## Task to complete
Note how many lines hold the string "Food" and give that number without any other words.

## Data provided
▬▬▬▬▬▬▬▬▬▬

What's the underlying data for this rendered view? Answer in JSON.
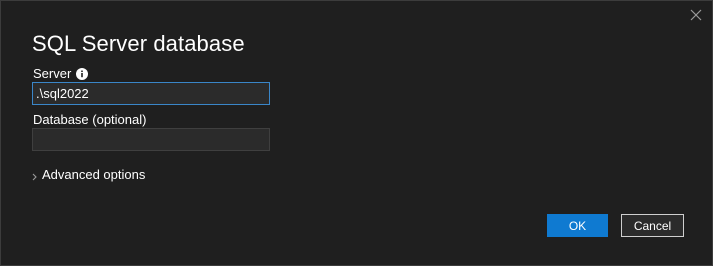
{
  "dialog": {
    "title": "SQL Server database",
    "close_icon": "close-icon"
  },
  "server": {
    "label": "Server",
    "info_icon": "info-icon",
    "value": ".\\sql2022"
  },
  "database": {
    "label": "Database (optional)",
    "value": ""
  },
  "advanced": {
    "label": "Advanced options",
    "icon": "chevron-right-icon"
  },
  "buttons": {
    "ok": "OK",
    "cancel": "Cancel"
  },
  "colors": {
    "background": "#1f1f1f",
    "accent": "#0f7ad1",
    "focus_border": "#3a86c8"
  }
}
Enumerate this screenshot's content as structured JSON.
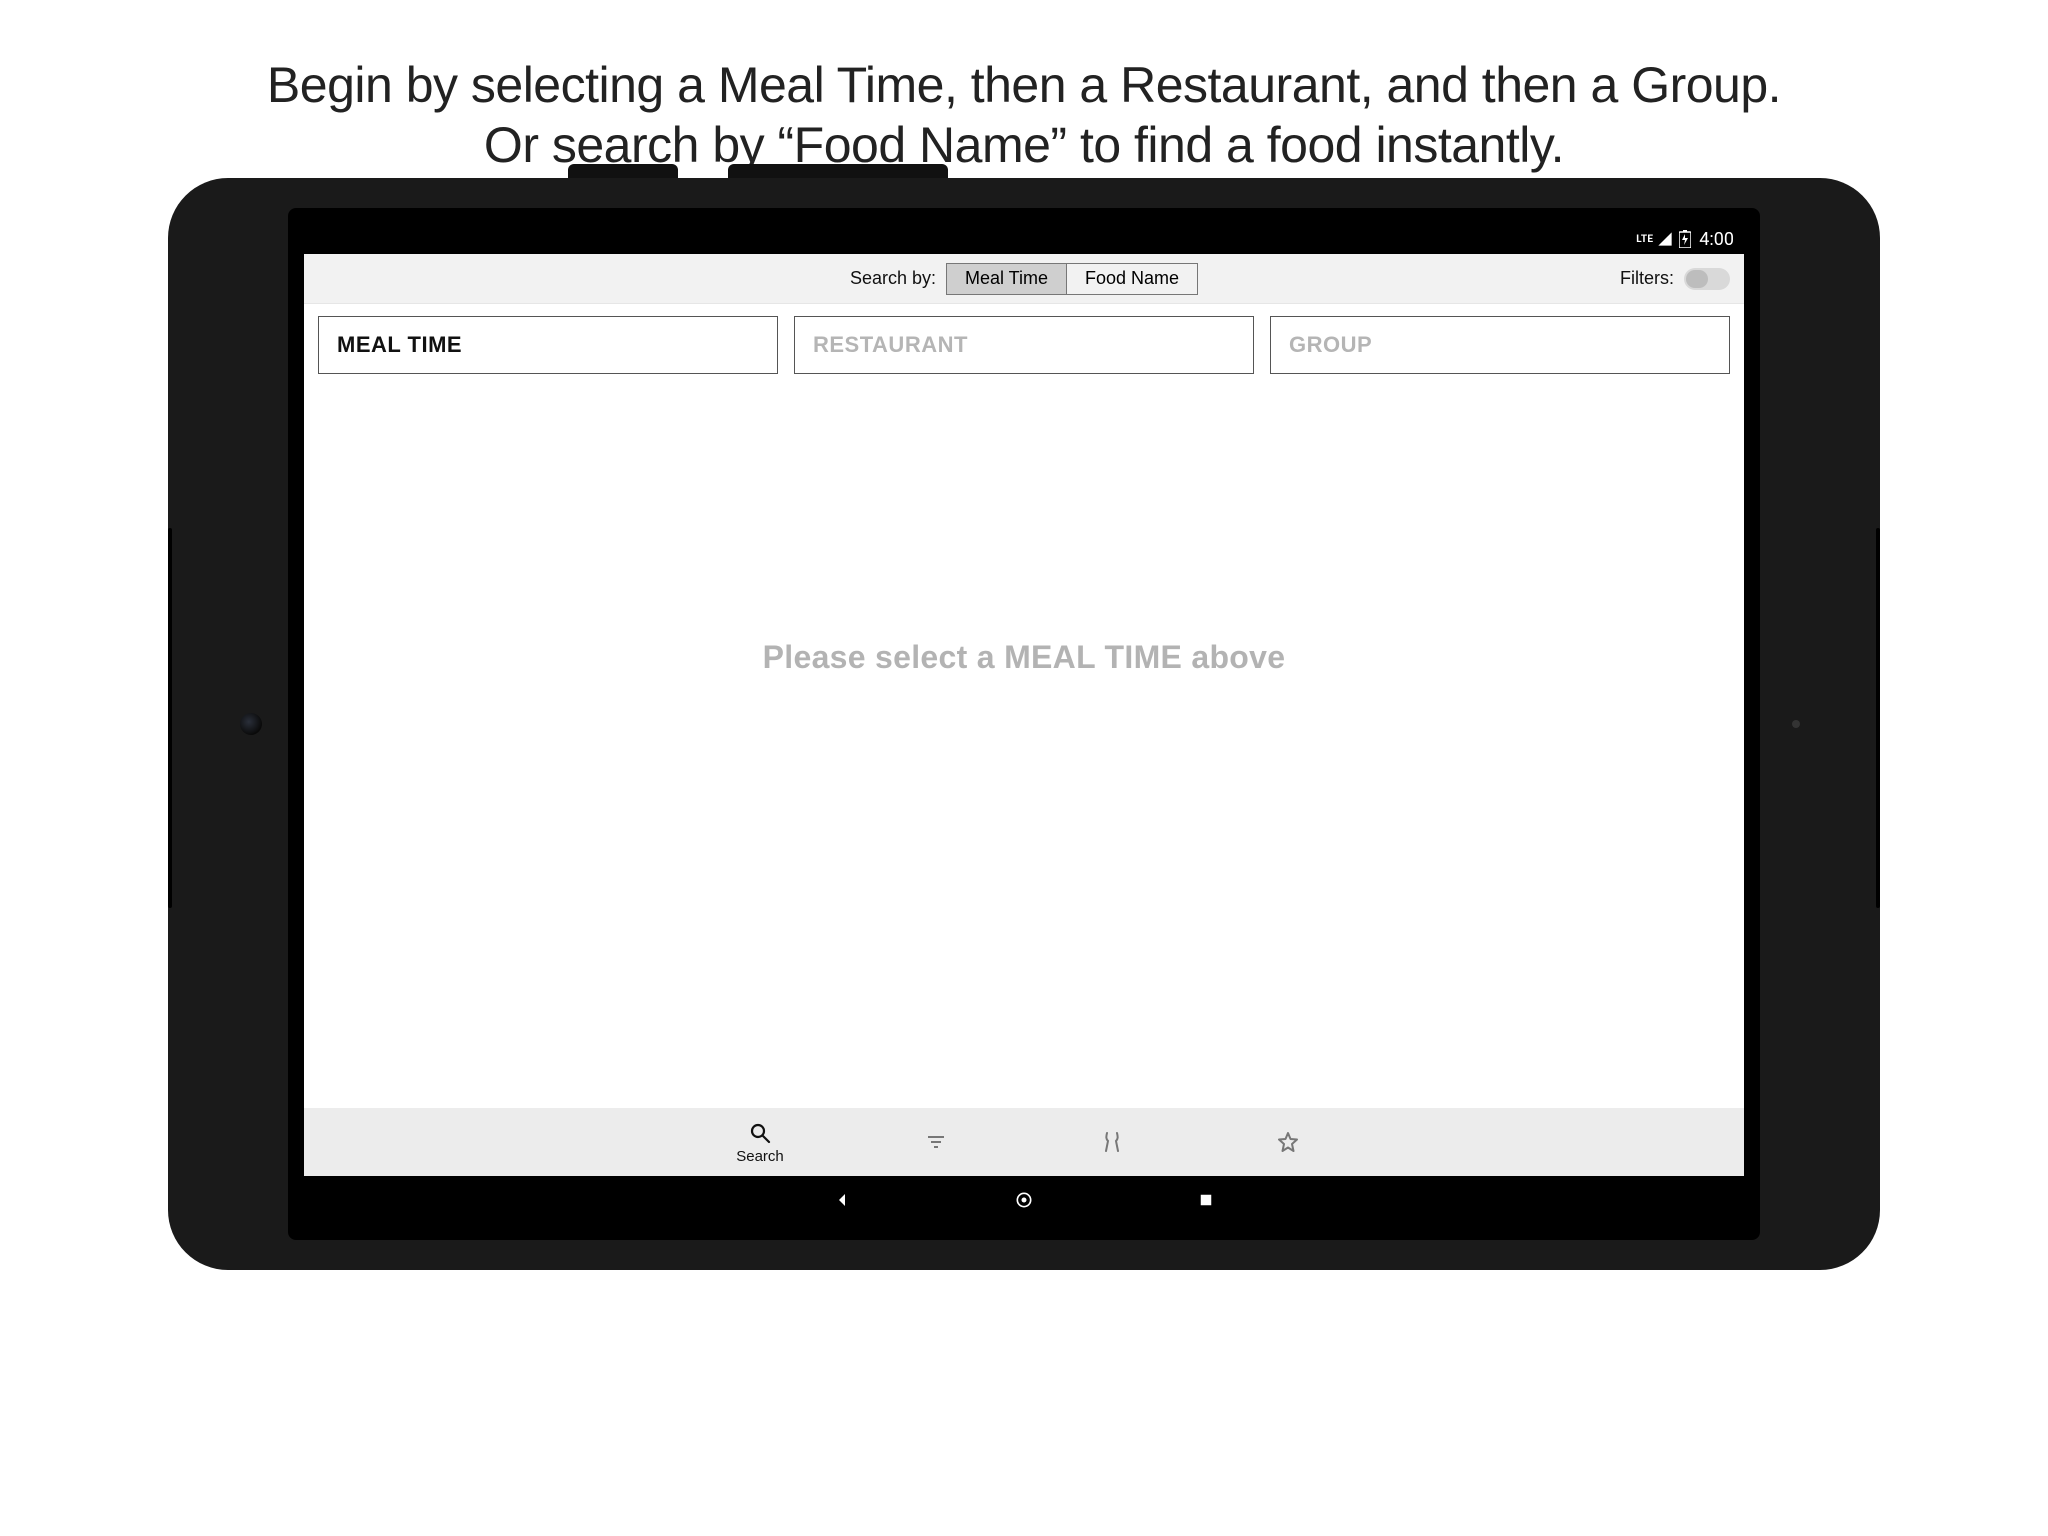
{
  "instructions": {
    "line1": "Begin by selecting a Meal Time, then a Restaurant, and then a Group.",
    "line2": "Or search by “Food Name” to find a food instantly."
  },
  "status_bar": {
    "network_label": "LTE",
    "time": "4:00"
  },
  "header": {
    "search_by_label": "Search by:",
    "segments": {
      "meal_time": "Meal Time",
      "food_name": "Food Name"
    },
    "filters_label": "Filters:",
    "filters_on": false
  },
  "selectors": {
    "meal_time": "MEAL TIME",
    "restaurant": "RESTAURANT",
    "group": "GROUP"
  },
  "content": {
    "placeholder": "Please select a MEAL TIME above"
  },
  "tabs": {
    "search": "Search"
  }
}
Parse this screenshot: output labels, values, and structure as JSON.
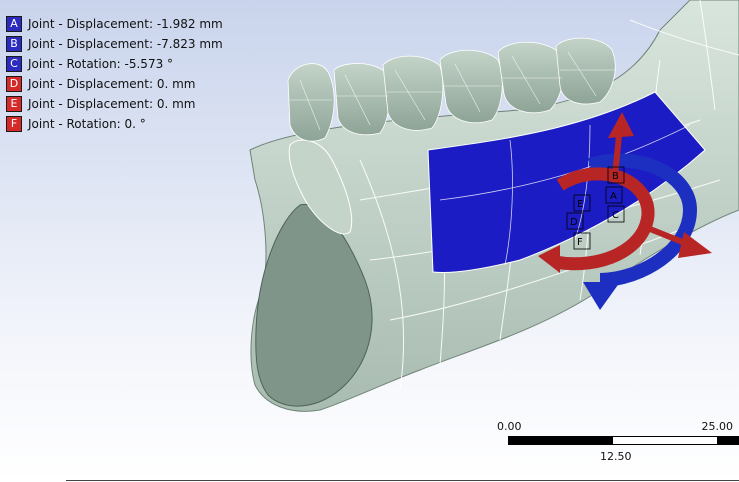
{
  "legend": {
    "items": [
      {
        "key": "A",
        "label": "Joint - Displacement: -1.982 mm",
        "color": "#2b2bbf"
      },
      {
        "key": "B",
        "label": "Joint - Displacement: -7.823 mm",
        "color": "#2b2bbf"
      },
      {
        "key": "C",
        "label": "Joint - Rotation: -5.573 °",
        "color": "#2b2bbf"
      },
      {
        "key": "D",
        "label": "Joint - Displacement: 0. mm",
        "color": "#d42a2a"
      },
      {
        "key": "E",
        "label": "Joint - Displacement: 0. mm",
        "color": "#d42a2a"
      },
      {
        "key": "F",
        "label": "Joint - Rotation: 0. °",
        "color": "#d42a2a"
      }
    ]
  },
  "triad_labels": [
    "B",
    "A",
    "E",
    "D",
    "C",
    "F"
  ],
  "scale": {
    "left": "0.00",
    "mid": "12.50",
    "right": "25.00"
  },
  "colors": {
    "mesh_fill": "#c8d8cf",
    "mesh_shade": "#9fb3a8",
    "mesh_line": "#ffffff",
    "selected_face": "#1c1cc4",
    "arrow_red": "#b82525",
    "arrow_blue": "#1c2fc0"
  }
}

▬▬▬▬▬▬▬▬▬▬

## Response to the exercise
2